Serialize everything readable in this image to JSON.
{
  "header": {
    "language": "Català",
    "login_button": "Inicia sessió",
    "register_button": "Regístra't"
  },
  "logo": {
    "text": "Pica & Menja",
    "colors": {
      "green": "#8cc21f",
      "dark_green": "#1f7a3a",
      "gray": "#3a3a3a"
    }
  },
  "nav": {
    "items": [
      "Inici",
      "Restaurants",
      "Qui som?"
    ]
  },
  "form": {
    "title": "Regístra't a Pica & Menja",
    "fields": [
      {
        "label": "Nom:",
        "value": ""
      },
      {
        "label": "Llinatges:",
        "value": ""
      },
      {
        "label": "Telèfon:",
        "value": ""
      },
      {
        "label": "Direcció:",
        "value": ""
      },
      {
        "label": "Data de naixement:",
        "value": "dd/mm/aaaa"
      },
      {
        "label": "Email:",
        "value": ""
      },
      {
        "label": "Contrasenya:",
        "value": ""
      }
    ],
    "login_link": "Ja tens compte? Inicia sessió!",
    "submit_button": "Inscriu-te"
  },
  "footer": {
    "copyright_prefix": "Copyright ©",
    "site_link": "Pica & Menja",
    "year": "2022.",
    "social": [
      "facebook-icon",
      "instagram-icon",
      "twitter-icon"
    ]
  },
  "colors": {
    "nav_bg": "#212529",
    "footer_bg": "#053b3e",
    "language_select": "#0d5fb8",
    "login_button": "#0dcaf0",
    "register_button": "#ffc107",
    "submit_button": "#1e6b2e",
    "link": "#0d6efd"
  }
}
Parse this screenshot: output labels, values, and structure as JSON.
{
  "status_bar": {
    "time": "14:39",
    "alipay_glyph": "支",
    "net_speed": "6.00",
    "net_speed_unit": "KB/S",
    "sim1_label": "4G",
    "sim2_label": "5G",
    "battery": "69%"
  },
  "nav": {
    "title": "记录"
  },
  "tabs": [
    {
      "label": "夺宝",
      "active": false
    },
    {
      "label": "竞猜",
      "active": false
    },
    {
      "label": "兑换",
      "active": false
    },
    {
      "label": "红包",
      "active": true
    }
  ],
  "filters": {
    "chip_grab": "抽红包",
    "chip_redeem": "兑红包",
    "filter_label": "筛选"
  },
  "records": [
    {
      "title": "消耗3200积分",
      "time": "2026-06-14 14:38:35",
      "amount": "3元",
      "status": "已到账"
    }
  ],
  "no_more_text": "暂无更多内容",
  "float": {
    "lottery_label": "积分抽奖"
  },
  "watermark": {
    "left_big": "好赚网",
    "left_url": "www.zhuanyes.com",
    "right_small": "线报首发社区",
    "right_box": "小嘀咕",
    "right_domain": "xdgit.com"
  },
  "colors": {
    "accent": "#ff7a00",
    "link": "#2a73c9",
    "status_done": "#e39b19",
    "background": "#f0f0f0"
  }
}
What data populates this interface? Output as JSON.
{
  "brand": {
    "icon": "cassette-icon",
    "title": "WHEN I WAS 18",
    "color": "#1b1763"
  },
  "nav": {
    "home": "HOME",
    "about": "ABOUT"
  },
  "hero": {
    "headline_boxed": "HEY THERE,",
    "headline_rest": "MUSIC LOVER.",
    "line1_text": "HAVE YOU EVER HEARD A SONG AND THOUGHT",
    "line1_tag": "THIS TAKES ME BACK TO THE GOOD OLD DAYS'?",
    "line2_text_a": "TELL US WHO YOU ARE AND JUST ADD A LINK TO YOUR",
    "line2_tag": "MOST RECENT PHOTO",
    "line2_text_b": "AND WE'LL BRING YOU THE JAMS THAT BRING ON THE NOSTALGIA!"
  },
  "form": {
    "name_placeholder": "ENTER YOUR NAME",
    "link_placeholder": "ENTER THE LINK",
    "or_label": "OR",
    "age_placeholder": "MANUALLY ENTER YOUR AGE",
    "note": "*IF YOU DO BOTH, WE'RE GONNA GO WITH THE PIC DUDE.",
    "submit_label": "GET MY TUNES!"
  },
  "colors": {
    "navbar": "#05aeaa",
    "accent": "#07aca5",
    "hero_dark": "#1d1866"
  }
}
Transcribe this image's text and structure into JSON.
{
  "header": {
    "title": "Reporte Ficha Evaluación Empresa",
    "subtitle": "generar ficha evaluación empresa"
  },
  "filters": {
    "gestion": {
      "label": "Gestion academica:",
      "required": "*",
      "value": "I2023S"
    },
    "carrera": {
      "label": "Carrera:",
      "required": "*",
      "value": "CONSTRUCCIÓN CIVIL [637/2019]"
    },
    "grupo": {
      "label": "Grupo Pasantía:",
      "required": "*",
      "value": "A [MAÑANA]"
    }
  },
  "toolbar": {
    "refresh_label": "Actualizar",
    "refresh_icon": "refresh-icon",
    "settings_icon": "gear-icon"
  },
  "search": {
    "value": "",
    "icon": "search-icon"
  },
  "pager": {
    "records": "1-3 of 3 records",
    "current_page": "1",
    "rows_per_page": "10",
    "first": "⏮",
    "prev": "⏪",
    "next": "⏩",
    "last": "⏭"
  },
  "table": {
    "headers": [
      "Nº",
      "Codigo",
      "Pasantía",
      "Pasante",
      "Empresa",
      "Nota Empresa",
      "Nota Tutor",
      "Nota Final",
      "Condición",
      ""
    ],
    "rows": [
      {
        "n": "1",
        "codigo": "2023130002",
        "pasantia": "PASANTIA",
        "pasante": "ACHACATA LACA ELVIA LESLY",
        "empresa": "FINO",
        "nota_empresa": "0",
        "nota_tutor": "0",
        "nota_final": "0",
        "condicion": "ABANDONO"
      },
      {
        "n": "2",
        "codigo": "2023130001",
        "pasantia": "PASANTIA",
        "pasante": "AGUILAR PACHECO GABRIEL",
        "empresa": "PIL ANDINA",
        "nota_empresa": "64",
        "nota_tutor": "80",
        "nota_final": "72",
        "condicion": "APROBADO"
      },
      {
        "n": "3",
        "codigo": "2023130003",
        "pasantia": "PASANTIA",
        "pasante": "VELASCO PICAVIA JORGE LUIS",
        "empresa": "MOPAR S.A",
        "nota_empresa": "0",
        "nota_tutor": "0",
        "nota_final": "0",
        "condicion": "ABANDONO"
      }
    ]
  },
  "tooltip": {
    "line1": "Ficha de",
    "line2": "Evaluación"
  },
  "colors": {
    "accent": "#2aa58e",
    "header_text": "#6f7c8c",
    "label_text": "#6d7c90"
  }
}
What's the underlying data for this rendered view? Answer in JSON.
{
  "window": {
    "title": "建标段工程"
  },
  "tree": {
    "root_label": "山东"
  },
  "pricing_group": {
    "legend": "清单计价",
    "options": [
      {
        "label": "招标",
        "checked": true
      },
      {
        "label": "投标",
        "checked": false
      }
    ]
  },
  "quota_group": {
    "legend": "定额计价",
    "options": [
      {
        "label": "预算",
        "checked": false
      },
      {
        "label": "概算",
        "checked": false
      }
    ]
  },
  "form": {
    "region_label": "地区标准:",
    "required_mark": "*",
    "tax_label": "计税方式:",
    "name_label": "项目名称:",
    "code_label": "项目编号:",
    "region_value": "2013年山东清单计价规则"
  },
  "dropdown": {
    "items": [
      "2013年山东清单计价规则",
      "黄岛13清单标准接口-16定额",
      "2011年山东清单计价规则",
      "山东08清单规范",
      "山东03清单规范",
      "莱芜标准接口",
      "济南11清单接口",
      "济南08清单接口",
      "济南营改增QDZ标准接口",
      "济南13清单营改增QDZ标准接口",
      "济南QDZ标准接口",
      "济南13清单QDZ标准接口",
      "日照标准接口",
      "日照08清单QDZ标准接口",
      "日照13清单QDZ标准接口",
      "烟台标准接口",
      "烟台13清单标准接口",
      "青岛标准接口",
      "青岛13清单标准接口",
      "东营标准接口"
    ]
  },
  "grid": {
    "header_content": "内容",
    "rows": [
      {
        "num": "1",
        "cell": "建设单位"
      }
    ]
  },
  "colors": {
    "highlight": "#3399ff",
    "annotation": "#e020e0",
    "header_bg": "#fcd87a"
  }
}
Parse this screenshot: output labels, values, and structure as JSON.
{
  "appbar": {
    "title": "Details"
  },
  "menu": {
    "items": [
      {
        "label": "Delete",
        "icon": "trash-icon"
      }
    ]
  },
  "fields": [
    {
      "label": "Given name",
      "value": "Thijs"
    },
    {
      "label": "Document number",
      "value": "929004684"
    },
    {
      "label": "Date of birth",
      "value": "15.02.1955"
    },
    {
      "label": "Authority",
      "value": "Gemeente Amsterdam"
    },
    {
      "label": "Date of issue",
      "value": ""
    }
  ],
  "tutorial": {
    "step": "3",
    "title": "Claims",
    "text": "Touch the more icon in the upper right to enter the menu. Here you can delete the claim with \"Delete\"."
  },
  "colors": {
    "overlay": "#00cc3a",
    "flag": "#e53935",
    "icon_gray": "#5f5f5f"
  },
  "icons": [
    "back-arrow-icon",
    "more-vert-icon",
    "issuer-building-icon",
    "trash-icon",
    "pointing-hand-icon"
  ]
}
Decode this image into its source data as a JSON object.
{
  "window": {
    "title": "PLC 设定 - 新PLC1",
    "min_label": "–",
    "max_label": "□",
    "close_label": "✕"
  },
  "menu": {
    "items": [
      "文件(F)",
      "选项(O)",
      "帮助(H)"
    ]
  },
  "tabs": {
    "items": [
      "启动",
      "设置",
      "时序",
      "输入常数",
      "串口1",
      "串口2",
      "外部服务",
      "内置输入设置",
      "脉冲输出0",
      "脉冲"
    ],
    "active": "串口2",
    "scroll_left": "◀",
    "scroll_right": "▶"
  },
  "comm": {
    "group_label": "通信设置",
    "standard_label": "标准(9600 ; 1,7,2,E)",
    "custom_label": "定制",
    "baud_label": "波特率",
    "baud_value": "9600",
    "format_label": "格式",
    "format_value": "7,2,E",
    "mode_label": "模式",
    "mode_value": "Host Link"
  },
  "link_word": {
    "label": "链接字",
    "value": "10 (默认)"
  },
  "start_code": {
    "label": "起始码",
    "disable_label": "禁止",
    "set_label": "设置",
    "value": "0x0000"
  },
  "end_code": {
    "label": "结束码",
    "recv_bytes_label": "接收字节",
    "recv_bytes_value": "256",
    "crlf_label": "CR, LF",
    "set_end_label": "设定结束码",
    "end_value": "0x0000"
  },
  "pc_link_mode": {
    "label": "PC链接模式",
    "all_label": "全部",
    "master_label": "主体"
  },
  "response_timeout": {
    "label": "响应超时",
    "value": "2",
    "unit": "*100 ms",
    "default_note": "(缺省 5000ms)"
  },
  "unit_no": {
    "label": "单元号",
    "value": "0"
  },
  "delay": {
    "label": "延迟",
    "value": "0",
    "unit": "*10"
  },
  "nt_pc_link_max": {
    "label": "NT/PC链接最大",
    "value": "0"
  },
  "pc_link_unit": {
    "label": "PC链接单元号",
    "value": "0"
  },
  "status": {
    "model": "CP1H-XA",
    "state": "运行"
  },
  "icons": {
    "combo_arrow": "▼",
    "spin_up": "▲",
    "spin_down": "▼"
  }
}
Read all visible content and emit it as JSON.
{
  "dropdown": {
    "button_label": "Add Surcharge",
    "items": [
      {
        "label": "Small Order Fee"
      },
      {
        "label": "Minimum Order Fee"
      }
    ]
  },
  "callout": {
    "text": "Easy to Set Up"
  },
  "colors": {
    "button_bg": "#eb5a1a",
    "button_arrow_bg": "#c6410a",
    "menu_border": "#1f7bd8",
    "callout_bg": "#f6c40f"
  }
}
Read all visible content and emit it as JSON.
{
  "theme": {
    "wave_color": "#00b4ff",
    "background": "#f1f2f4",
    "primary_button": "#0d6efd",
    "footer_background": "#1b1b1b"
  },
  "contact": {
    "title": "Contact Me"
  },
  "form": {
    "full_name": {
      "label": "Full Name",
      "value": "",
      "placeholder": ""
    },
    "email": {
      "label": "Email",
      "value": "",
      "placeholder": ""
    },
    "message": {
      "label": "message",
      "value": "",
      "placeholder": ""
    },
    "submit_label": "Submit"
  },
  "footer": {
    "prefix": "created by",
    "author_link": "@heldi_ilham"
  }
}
════════════════
» **Your objective**:
Find every line holding the word "Date"; give their count and nothing else.

» **Answer**:
2